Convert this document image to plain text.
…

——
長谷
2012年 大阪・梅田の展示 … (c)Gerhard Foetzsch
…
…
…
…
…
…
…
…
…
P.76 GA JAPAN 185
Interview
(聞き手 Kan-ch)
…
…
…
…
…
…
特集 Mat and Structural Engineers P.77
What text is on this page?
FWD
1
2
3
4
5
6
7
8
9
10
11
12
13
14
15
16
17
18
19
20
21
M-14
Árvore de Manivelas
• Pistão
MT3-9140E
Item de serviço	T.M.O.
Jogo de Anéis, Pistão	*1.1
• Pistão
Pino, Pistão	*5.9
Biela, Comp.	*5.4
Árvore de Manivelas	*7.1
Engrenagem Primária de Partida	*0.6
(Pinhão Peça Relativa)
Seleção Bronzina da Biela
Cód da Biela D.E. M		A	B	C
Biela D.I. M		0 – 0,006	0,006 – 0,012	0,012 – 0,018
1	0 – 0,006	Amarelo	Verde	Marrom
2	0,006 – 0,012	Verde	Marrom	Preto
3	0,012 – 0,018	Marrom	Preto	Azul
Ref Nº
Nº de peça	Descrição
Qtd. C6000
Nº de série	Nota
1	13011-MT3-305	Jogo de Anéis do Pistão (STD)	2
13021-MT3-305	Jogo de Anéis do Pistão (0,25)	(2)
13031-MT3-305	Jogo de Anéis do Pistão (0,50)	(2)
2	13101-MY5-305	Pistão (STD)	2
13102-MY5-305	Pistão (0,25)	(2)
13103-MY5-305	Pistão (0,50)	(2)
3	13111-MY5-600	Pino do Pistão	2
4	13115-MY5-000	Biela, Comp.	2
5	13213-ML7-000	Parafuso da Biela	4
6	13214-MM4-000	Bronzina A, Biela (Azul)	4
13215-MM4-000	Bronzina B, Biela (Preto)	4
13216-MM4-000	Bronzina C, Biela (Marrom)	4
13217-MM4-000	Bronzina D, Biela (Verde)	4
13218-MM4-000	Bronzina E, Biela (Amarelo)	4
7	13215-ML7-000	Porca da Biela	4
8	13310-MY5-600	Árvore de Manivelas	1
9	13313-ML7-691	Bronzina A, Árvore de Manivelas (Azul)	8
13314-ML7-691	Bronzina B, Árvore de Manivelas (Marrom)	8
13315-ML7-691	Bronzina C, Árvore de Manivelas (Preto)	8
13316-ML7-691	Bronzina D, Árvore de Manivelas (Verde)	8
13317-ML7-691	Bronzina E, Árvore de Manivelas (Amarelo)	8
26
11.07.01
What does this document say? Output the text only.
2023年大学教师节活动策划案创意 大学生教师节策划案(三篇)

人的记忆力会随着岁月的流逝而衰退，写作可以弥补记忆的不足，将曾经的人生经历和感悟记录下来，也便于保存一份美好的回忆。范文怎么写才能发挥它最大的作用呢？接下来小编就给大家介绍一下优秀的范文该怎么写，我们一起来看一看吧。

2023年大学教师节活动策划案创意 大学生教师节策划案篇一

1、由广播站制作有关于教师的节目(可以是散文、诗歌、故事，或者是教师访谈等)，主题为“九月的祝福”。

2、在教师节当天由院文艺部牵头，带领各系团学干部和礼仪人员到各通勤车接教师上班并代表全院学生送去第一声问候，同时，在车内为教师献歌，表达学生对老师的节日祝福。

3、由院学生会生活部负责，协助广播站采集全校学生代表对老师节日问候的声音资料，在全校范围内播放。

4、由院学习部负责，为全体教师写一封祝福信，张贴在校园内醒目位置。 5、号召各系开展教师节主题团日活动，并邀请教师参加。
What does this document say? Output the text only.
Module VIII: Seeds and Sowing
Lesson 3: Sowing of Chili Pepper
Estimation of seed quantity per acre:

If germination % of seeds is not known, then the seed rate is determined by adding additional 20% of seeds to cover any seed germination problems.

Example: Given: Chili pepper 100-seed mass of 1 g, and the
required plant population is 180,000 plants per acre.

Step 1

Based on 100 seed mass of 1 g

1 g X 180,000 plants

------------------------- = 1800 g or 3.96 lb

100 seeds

● Short problem
Please quote the records above exactly, without skipping a line.

● Worked answer
Convert this document image to plain text.
…

——
長谷
2012年 大阪・梅田の展示 … (c)Gerhard Foetzsch
…
…
…
…
…
…
…
…
…
P.76 GA JAPAN 185
Interview
(聞き手 Kan-ch)
…
…
…
…
…
…
特集 Mat and Structural Engineers P.77
What text is on this page?
FWD
1
2
3
4
5
6
7
8
9
10
11
12
13
14
15
16
17
18
19
20
21
M-14
Árvore de Manivelas
• Pistão
MT3-9140E
Item de serviço	T.M.O.
Jogo de Anéis, Pistão	*1.1
• Pistão
Pino, Pistão	*5.9
Biela, Comp.	*5.4
Árvore de Manivelas	*7.1
Engrenagem Primária de Partida	*0.6
(Pinhão Peça Relativa)
Seleção Bronzina da Biela
Cód da Biela D.E. M		A	B	C
Biela D.I. M		0 – 0,006	0,006 – 0,012	0,012 – 0,018
1	0 – 0,006	Amarelo	Verde	Marrom
2	0,006 – 0,012	Verde	Marrom	Preto
3	0,012 – 0,018	Marrom	Preto	Azul
Ref Nº
Nº de peça	Descrição
Qtd. C6000
Nº de série	Nota
1	13011-MT3-305	Jogo de Anéis do Pistão (STD)	2
13021-MT3-305	Jogo de Anéis do Pistão (0,25)	(2)
13031-MT3-305	Jogo de Anéis do Pistão (0,50)	(2)
2	13101-MY5-305	Pistão (STD)	2
13102-MY5-305	Pistão (0,25)	(2)
13103-MY5-305	Pistão (0,50)	(2)
3	13111-MY5-600	Pino do Pistão	2
4	13115-MY5-000	Biela, Comp.	2
5	13213-ML7-000	Parafuso da Biela	4
6	13214-MM4-000	Bronzina A, Biela (Azul)	4
13215-MM4-000	Bronzina B, Biela (Preto)	4
13216-MM4-000	Bronzina C, Biela (Marrom)	4
13217-MM4-000	Bronzina D, Biela (Verde)	4
13218-MM4-000	Bronzina E, Biela (Amarelo)	4
7	13215-ML7-000	Porca da Biela	4
8	13310-MY5-600	Árvore de Manivelas	1
9	13313-ML7-691	Bronzina A, Árvore de Manivelas (Azul)	8
13314-ML7-691	Bronzina B, Árvore de Manivelas (Marrom)	8
13315-ML7-691	Bronzina C, Árvore de Manivelas (Preto)	8
13316-ML7-691	Bronzina D, Árvore de Manivelas (Verde)	8
13317-ML7-691	Bronzina E, Árvore de Manivelas (Amarelo)	8
26
11.07.01
What does this document say? Output the text only.
2023年大学教师节活动策划案创意 大学生教师节策划案(三篇)

人的记忆力会随着岁月的流逝而衰退，写作可以弥补记忆的不足，将曾经的人生经历和感悟记录下来，也便于保存一份美好的回忆。范文怎么写才能发挥它最大的作用呢？接下来小编就给大家介绍一下优秀的范文该怎么写，我们一起来看一看吧。

2023年大学教师节活动策划案创意 大学生教师节策划案篇一

1、由广播站制作有关于教师的节目(可以是散文、诗歌、故事，或者是教师访谈等)，主题为“九月的祝福”。

2、在教师节当天由院文艺部牵头，带领各系团学干部和礼仪人员到各通勤车接教师上班并代表全院学生送去第一声问候，同时，在车内为教师献歌，表达学生对老师的节日祝福。

3、由院学生会生活部负责，协助广播站采集全校学生代表对老师节日问候的声音资料，在全校范围内播放。

4、由院学习部负责，为全体教师写一封祝福信，张贴在校园内醒目位置。 5、号召各系开展教师节主题团日活动，并邀请教师参加。
What does this document say? Output the text only.
Module VIII: Seeds and Sowing
Lesson 3: Sowing of Chili Pepper
Estimation of seed quantity per acre:

If germination % of seeds is not known, then the seed rate is determined by adding additional 20% of seeds to cover any seed germination problems.

Example: Given: Chili pepper 100-seed mass of 1 g, and the
required plant population is 180,000 plants per acre.

Step 1

Based on 100 seed mass of 1 g

1 g X 180,000 plants

------------------------- = 1800 g or 3.96 lb

100 seeds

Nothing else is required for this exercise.